Tally the lines of the data that include the word "subtitle" and state the total, nothing else.

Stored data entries
# # #

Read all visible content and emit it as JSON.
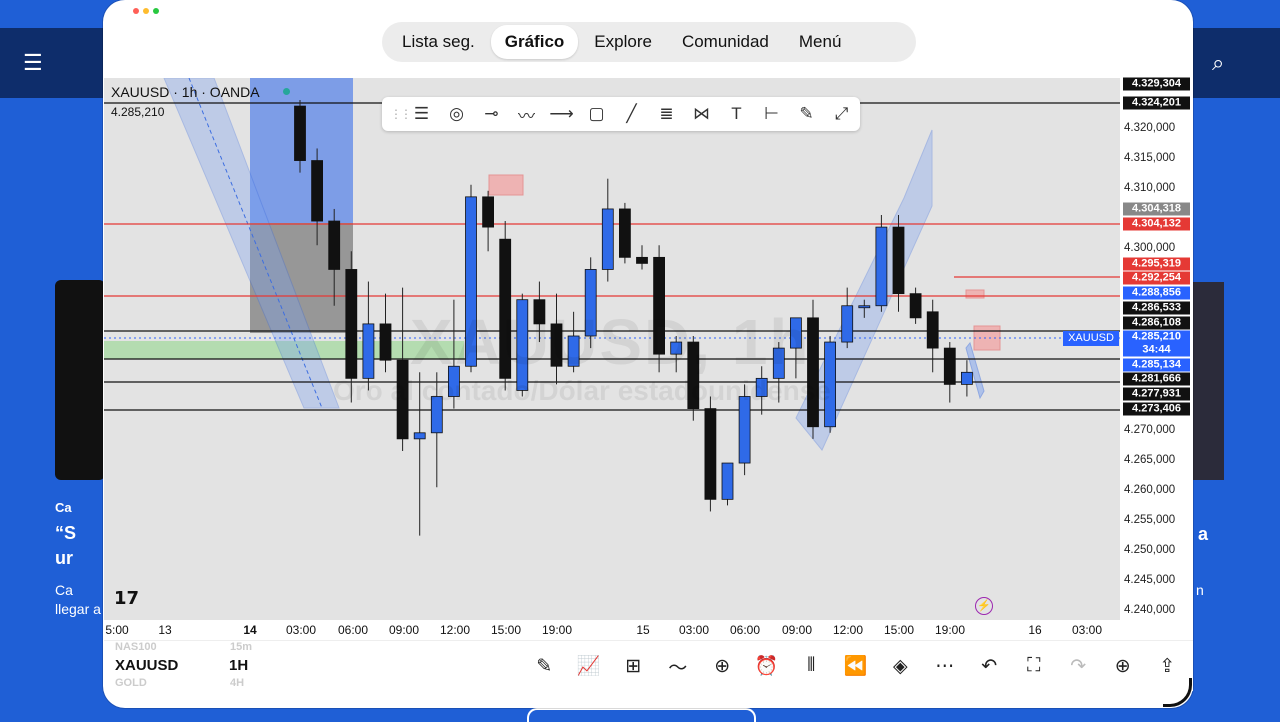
{
  "window": {
    "dot_colors": [
      "#ff5f57",
      "#febc2e",
      "#28c840"
    ]
  },
  "tabs": [
    {
      "label": "Lista seg.",
      "active": false
    },
    {
      "label": "Gráfico",
      "active": true
    },
    {
      "label": "Explore",
      "active": false
    },
    {
      "label": "Comunidad",
      "active": false
    },
    {
      "label": "Menú",
      "active": false
    }
  ],
  "chart": {
    "symbol_line": "XAUUSD · 1h · OANDA",
    "last_price": "4.285,210",
    "watermark_symbol": "XAUUSD, 1h",
    "watermark_name": "Oro al contado/Dólar estadounidense",
    "symbol_tag": "XAUUSD"
  },
  "drawing_tools": [
    "horizontal-lines-icon",
    "circle-target-icon",
    "ray-icon",
    "path-icon",
    "horizontal-ray-icon",
    "rectangle-icon",
    "trend-line-icon",
    "fib-icon",
    "pattern-icon",
    "text-icon",
    "measure-icon",
    "brush-icon",
    "projection-icon"
  ],
  "price_axis": {
    "ticks": [
      "4.320,000",
      "4.315,000",
      "4.310,000",
      "4.300,000",
      "4.270,000",
      "4.265,000",
      "4.260,000",
      "4.255,000",
      "4.250,000",
      "4.245,000",
      "4.240,000"
    ],
    "tags": [
      {
        "label": "4.329,304",
        "color": "#111111"
      },
      {
        "label": "4.324,201",
        "color": "#111111"
      },
      {
        "label": "4.304,318",
        "color": "#888888"
      },
      {
        "label": "4.304,132",
        "color": "#e53935"
      },
      {
        "label": "4.295,319",
        "color": "#e53935"
      },
      {
        "label": "4.292,254",
        "color": "#e53935"
      },
      {
        "label": "4.288,856",
        "color": "#2962ff"
      },
      {
        "label": "4.286,533",
        "color": "#111111"
      },
      {
        "label": "4.286,108",
        "color": "#111111"
      },
      {
        "label": "4.285,210",
        "color": "#2962ff"
      },
      {
        "label": "34:44",
        "color": "#2962ff"
      },
      {
        "label": "4.285,134",
        "color": "#2962ff"
      },
      {
        "label": "4.281,666",
        "color": "#111111"
      },
      {
        "label": "4.277,931",
        "color": "#111111"
      },
      {
        "label": "4.273,406",
        "color": "#111111"
      }
    ]
  },
  "time_axis": [
    {
      "label": "5:00",
      "bold": false
    },
    {
      "label": "13",
      "bold": false
    },
    {
      "label": "14",
      "bold": true
    },
    {
      "label": "03:00",
      "bold": false
    },
    {
      "label": "06:00",
      "bold": false
    },
    {
      "label": "09:00",
      "bold": false
    },
    {
      "label": "12:00",
      "bold": false
    },
    {
      "label": "15:00",
      "bold": false
    },
    {
      "label": "19:00",
      "bold": false
    },
    {
      "label": "15",
      "bold": false
    },
    {
      "label": "03:00",
      "bold": false
    },
    {
      "label": "06:00",
      "bold": false
    },
    {
      "label": "09:00",
      "bold": false
    },
    {
      "label": "12:00",
      "bold": false
    },
    {
      "label": "15:00",
      "bold": false
    },
    {
      "label": "19:00",
      "bold": false
    },
    {
      "label": "16",
      "bold": false
    },
    {
      "label": "03:00",
      "bold": false
    }
  ],
  "bottom_bar": {
    "symbol": "XAUUSD",
    "timeframe": "1H",
    "ghost_symbols": [
      "NAS100",
      "GOLD"
    ],
    "ghost_timeframes": [
      "15m",
      "4H"
    ],
    "icons": [
      "pencil-icon",
      "indicators-icon",
      "layout-grid-icon",
      "compare-icon",
      "add-icon",
      "alert-clock-icon",
      "candles-icon",
      "replay-icon",
      "layers-icon",
      "more-icon",
      "undo-icon",
      "fullscreen-icon",
      "redo-icon",
      "add-symbol-icon",
      "share-icon"
    ]
  },
  "background_page": {
    "left_texts": [
      "Ca",
      "“S",
      "ur",
      "Ca",
      "llegar a"
    ],
    "right_texts": [
      "a",
      "n"
    ]
  },
  "candles": [
    {
      "o": 4329,
      "h": 4330,
      "l": 4318,
      "c": 4320
    },
    {
      "o": 4320,
      "h": 4322,
      "l": 4306,
      "c": 4310
    },
    {
      "o": 4310,
      "h": 4312,
      "l": 4296,
      "c": 4302
    },
    {
      "o": 4302,
      "h": 4305,
      "l": 4280,
      "c": 4284
    },
    {
      "o": 4284,
      "h": 4300,
      "l": 4282,
      "c": 4293
    },
    {
      "o": 4293,
      "h": 4298,
      "l": 4285,
      "c": 4287
    },
    {
      "o": 4287,
      "h": 4299,
      "l": 4272,
      "c": 4274
    },
    {
      "o": 4274,
      "h": 4285,
      "l": 4258,
      "c": 4275
    },
    {
      "o": 4275,
      "h": 4285,
      "l": 4266,
      "c": 4281
    },
    {
      "o": 4281,
      "h": 4297,
      "l": 4279,
      "c": 4286
    },
    {
      "o": 4286,
      "h": 4316,
      "l": 4285,
      "c": 4314
    },
    {
      "o": 4314,
      "h": 4315,
      "l": 4305,
      "c": 4309
    },
    {
      "o": 4307,
      "h": 4310,
      "l": 4282,
      "c": 4284
    },
    {
      "o": 4282,
      "h": 4298,
      "l": 4281,
      "c": 4297
    },
    {
      "o": 4297,
      "h": 4300,
      "l": 4290,
      "c": 4293
    },
    {
      "o": 4293,
      "h": 4298,
      "l": 4283,
      "c": 4286
    },
    {
      "o": 4286,
      "h": 4295,
      "l": 4285,
      "c": 4291
    },
    {
      "o": 4291,
      "h": 4304,
      "l": 4289,
      "c": 4302
    },
    {
      "o": 4302,
      "h": 4317,
      "l": 4300,
      "c": 4312
    },
    {
      "o": 4312,
      "h": 4313,
      "l": 4303,
      "c": 4304
    },
    {
      "o": 4304,
      "h": 4306,
      "l": 4302,
      "c": 4303
    },
    {
      "o": 4304,
      "h": 4306,
      "l": 4285,
      "c": 4288
    },
    {
      "o": 4288,
      "h": 4291,
      "l": 4285,
      "c": 4290
    },
    {
      "o": 4290,
      "h": 4291,
      "l": 4277,
      "c": 4279
    },
    {
      "o": 4279,
      "h": 4281,
      "l": 4262,
      "c": 4264
    },
    {
      "o": 4264,
      "h": 4270,
      "l": 4263,
      "c": 4270
    },
    {
      "o": 4270,
      "h": 4283,
      "l": 4268,
      "c": 4281
    },
    {
      "o": 4281,
      "h": 4286,
      "l": 4278,
      "c": 4284
    },
    {
      "o": 4284,
      "h": 4290,
      "l": 4280,
      "c": 4289
    },
    {
      "o": 4289,
      "h": 4294,
      "l": 4284,
      "c": 4294
    },
    {
      "o": 4294,
      "h": 4297,
      "l": 4274,
      "c": 4276
    },
    {
      "o": 4276,
      "h": 4291,
      "l": 4275,
      "c": 4290
    },
    {
      "o": 4290,
      "h": 4299,
      "l": 4289,
      "c": 4296
    },
    {
      "o": 4296,
      "h": 4297,
      "l": 4294,
      "c": 4296
    },
    {
      "o": 4296,
      "h": 4311,
      "l": 4295,
      "c": 4309
    },
    {
      "o": 4309,
      "h": 4311,
      "l": 4295,
      "c": 4298
    },
    {
      "o": 4298,
      "h": 4299,
      "l": 4293,
      "c": 4294
    },
    {
      "o": 4295,
      "h": 4297,
      "l": 4285,
      "c": 4289
    },
    {
      "o": 4289,
      "h": 4290,
      "l": 4280,
      "c": 4283
    },
    {
      "o": 4283,
      "h": 4287,
      "l": 4281,
      "c": 4285
    }
  ]
}
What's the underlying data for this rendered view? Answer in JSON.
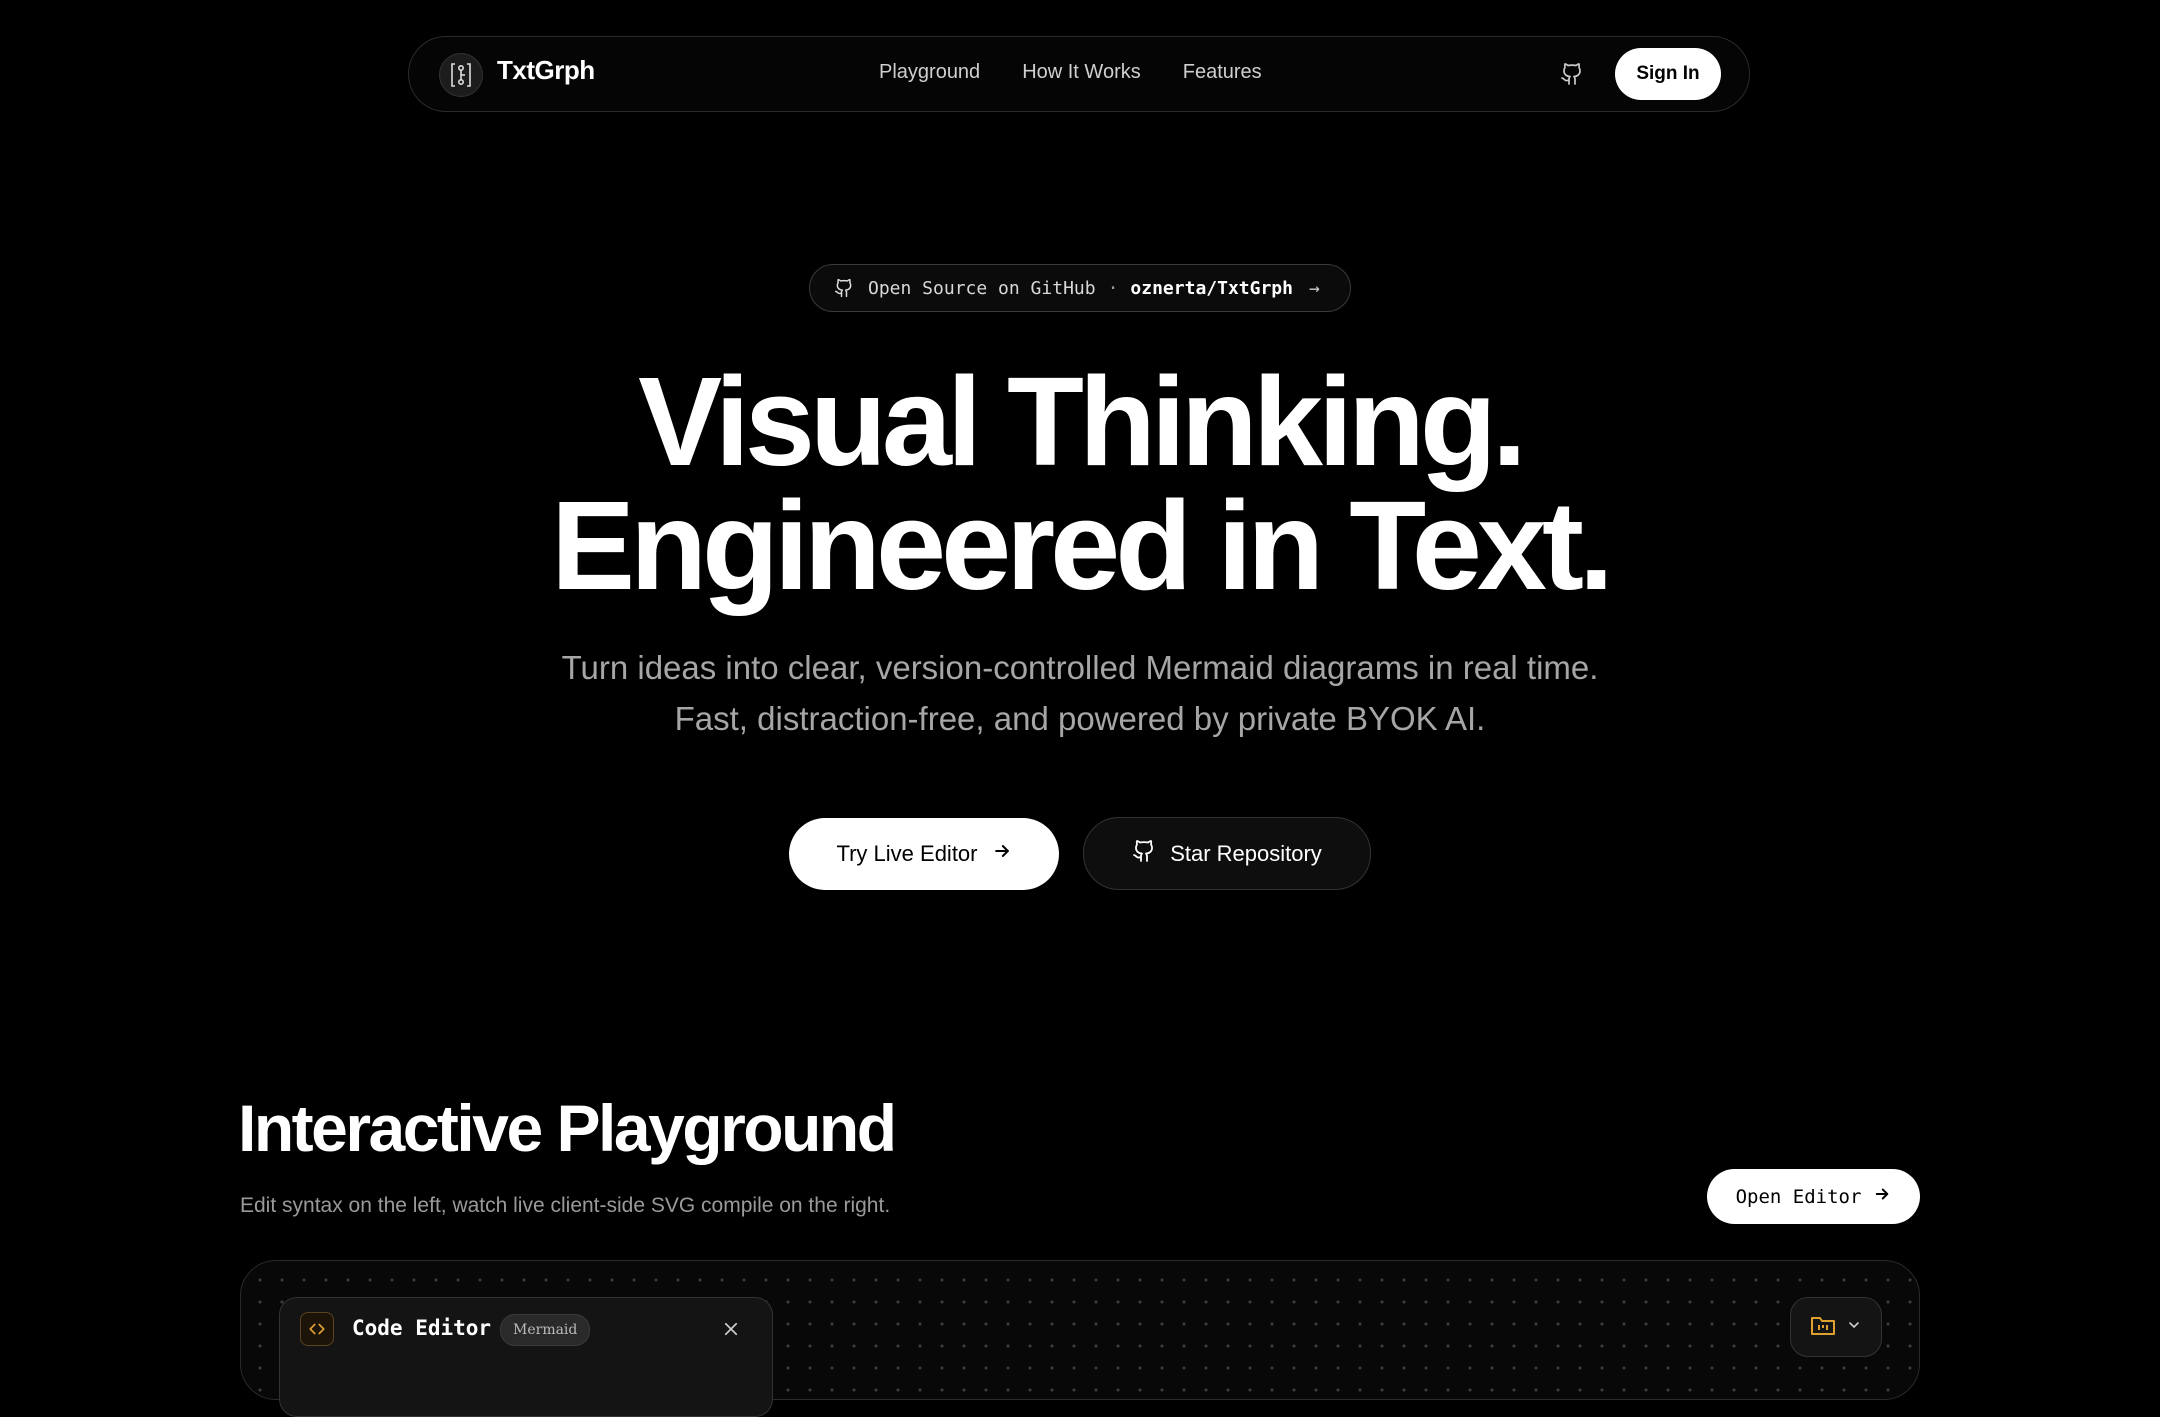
{
  "nav": {
    "brand": "TxtGrph",
    "links": [
      "Playground",
      "How It Works",
      "Features"
    ],
    "sign_in": "Sign In"
  },
  "badge": {
    "text": "Open Source on GitHub",
    "separator": "·",
    "repo": "oznerta/TxtGrph",
    "arrow": "→"
  },
  "hero": {
    "title_line1": "Visual Thinking.",
    "title_line2": "Engineered in Text.",
    "subtitle": "Turn ideas into clear, version-controlled Mermaid diagrams in real time. Fast, distraction-free, and powered by private BYOK AI.",
    "primary_cta": "Try Live Editor",
    "secondary_cta": "Star Repository"
  },
  "playground": {
    "title": "Interactive Playground",
    "subtitle": "Edit syntax on the left, watch live client-side SVG compile on the right.",
    "open_editor": "Open Editor",
    "editor": {
      "title": "Code Editor",
      "tag": "Mermaid"
    }
  },
  "colors": {
    "background": "#000000",
    "accent": "#e0a030",
    "text": "#ffffff",
    "muted": "#a6a6a6"
  },
  "icons": [
    "logo-icon",
    "github-icon",
    "arrow-right-icon",
    "code-icon",
    "close-icon",
    "folder-icon",
    "chevron-down-icon"
  ]
}
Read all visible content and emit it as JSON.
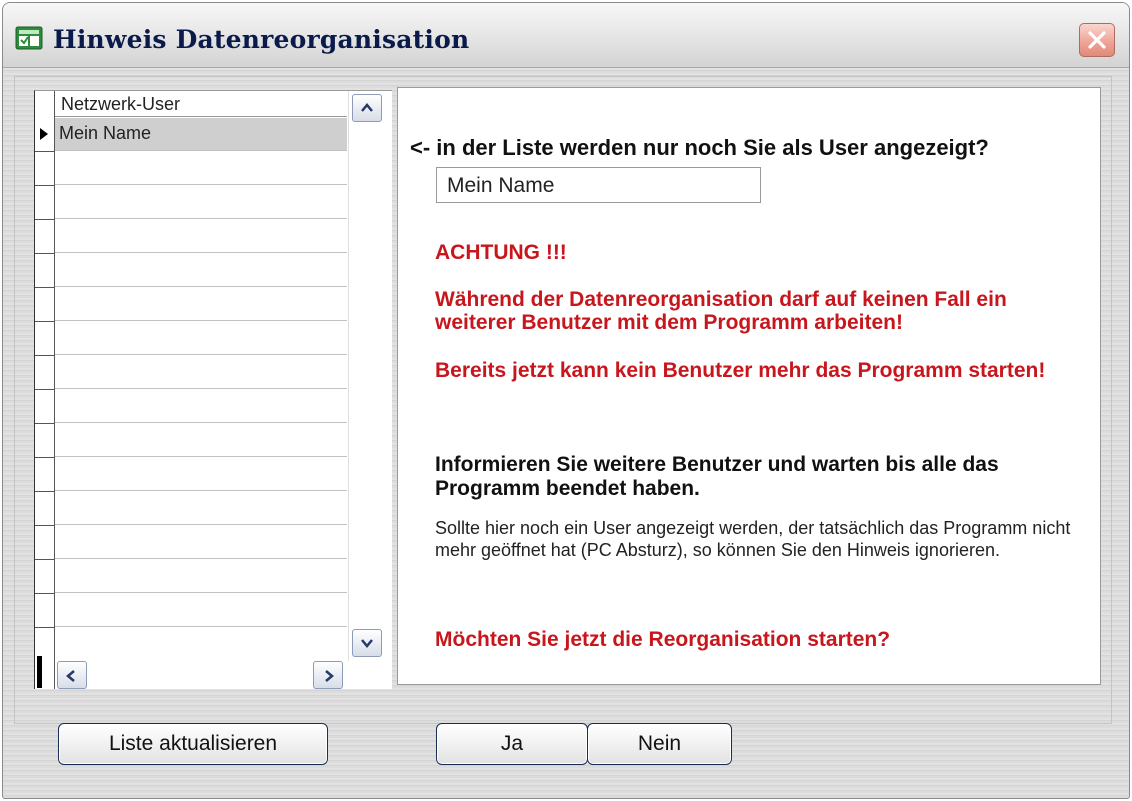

# # #

▶ _THE RESPONSE_
2